Stored items from a collection
++++++++++++++++++++
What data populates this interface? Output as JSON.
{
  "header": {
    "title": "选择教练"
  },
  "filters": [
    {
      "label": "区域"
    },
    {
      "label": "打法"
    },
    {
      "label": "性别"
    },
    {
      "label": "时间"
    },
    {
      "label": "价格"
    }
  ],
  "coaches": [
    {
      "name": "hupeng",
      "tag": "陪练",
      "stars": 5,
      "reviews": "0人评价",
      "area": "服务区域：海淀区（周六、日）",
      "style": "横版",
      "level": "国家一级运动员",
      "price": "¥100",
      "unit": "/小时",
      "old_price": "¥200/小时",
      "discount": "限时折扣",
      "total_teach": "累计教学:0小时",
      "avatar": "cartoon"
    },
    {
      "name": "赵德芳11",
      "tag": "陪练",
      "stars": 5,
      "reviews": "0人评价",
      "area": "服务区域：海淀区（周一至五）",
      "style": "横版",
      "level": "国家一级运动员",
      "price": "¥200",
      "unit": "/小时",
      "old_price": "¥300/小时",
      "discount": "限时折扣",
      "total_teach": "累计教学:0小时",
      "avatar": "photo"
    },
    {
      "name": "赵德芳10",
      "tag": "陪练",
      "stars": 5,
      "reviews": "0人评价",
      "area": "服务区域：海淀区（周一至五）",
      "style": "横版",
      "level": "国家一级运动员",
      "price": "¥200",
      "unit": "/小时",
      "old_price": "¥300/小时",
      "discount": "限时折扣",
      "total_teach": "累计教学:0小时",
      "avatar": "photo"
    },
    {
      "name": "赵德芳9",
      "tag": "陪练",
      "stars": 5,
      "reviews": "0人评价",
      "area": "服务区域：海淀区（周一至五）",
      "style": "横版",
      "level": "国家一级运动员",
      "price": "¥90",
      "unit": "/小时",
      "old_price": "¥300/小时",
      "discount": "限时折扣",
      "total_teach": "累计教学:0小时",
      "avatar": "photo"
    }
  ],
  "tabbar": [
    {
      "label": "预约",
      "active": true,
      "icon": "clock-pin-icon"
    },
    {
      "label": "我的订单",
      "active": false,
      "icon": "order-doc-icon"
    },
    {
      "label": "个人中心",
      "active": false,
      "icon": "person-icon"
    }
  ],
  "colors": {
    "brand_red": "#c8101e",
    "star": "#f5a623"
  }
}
++++++++++++++++++++
-- WHAT YOU HAVE TO DO --
Extract all lines from the data in which "label" is found.

-- SOLUTION TO THE PROBLEM --
      "label": "区域"
      "label": "打法"
      "label": "性别"
      "label": "时间"
      "label": "价格"
      "label": "预约",
      "label": "我的订单",
      "label": "个人中心",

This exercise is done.